## begin Record excerpts

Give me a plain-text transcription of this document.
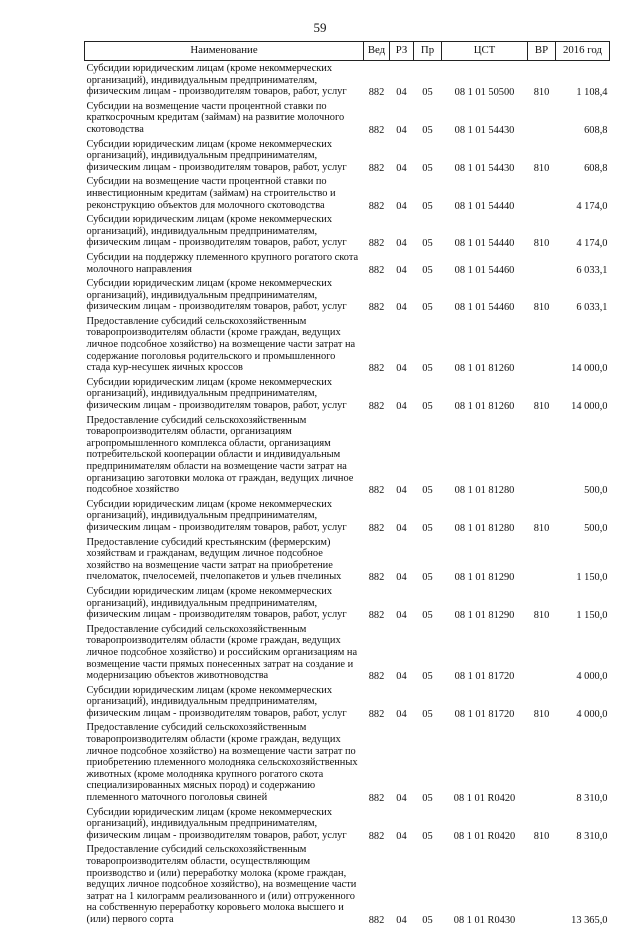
59
Наименование	Вед	РЗ	Пр	ЦСТ	ВР	2016 год
Субсидии юридическим лицам (кроме некоммерческих организаций), индивидуальным предпринимателям, физическим лицам - производителям товаров, работ, услуг	882	04	05	08 1 01 50500	810	1 108,4
Субсидии на возмещение части процентной ставки по краткосрочным кредитам (займам) на развитие молочного скотоводства	882	04	05	08 1 01 54430		608,8
Субсидии юридическим лицам (кроме некоммерческих организаций), индивидуальным предпринимателям, физическим лицам - производителям товаров, работ, услуг	882	04	05	08 1 01 54430	810	608,8
Субсидии на возмещение части процентной ставки по инвестиционным кредитам (займам) на строительство и реконструкцию объектов для молочного скотоводства	882	04	05	08 1 01 54440		4 174,0
Субсидии юридическим лицам (кроме некоммерческих организаций), индивидуальным предпринимателям, физическим лицам - производителям товаров, работ, услуг	882	04	05	08 1 01 54440	810	4 174,0
Субсидии на поддержку племенного крупного рогатого скота молочного направления	882	04	05	08 1 01 54460		6 033,1
Субсидии юридическим лицам (кроме некоммерческих организаций), индивидуальным предпринимателям, физическим лицам - производителям товаров, работ, услуг	882	04	05	08 1 01 54460	810	6 033,1
Предоставление субсидий сельскохозяйственным товаропроизводителям области (кроме граждан, ведущих личное подсобное хозяйство) на возмещение части затрат на содержание поголовья родительского и промышленного стада кур-несушек яичных кроссов	882	04	05	08 1 01 81260		14 000,0
Субсидии юридическим лицам (кроме некоммерческих организаций), индивидуальным предпринимателям, физическим лицам - производителям товаров, работ, услуг	882	04	05	08 1 01 81260	810	14 000,0
Предоставление субсидий сельскохозяйственным товаропроизводителям области, организациям агропромышленного комплекса области, организациям потребительской кооперации области и индивидуальным предпринимателям области на возмещение части затрат на организацию заготовки молока от граждан, ведущих личное подсобное хозяйство	882	04	05	08 1 01 81280		500,0
Субсидии юридическим лицам (кроме некоммерческих организаций), индивидуальным предпринимателям, физическим лицам - производителям товаров, работ, услуг	882	04	05	08 1 01 81280	810	500,0
Предоставление субсидий крестьянским (фермерским) хозяйствам и гражданам, ведущим личное подсобное хозяйство на возмещение части затрат на приобретение пчеломаток, пчелосемей, пчелопакетов и ульев пчелиных	882	04	05	08 1 01 81290		1 150,0
Субсидии юридическим лицам (кроме некоммерческих организаций), индивидуальным предпринимателям, физическим лицам - производителям товаров, работ, услуг	882	04	05	08 1 01 81290	810	1 150,0
Предоставление субсидий сельскохозяйственным товаропроизводителям области (кроме граждан, ведущих личное подсобное хозяйство) и российским организациям на возмещение части прямых понесенных затрат на создание и модернизацию объектов животноводства	882	04	05	08 1 01 81720		4 000,0
Субсидии юридическим лицам (кроме некоммерческих организаций), индивидуальным предпринимателям, физическим лицам - производителям товаров, работ, услуг	882	04	05	08 1 01 81720	810	4 000,0
Предоставление субсидий сельскохозяйственным товаропроизводителям области (кроме граждан, ведущих личное подсобное хозяйство) на возмещение части затрат по приобретению племенного молодняка сельскохозяйственных животных (кроме молодняка крупного рогатого скота специализированных мясных пород) и содержанию племенного маточного поголовья свиней	882	04	05	08 1 01 R0420		8 310,0
Субсидии юридическим лицам (кроме некоммерческих организаций), индивидуальным предпринимателям, физическим лицам - производителям товаров, работ, услуг	882	04	05	08 1 01 R0420	810	8 310,0
Предоставление субсидий сельскохозяйственным товаропроизводителям области, осуществляющим производство и (или) переработку молока (кроме граждан, ведущих личное подсобное хозяйство), на возмещение части затрат на 1 килограмм реализованного и (или) отгруженного на собственную переработку коровьего молока высшего и (или) первого сорта	882	04	05	08 1 01 R0430		13 365,0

## end Record excerpts

Exercise goal | Count the lines in the records above that contain the word "ставки", and give only the number.

Output for this task | 2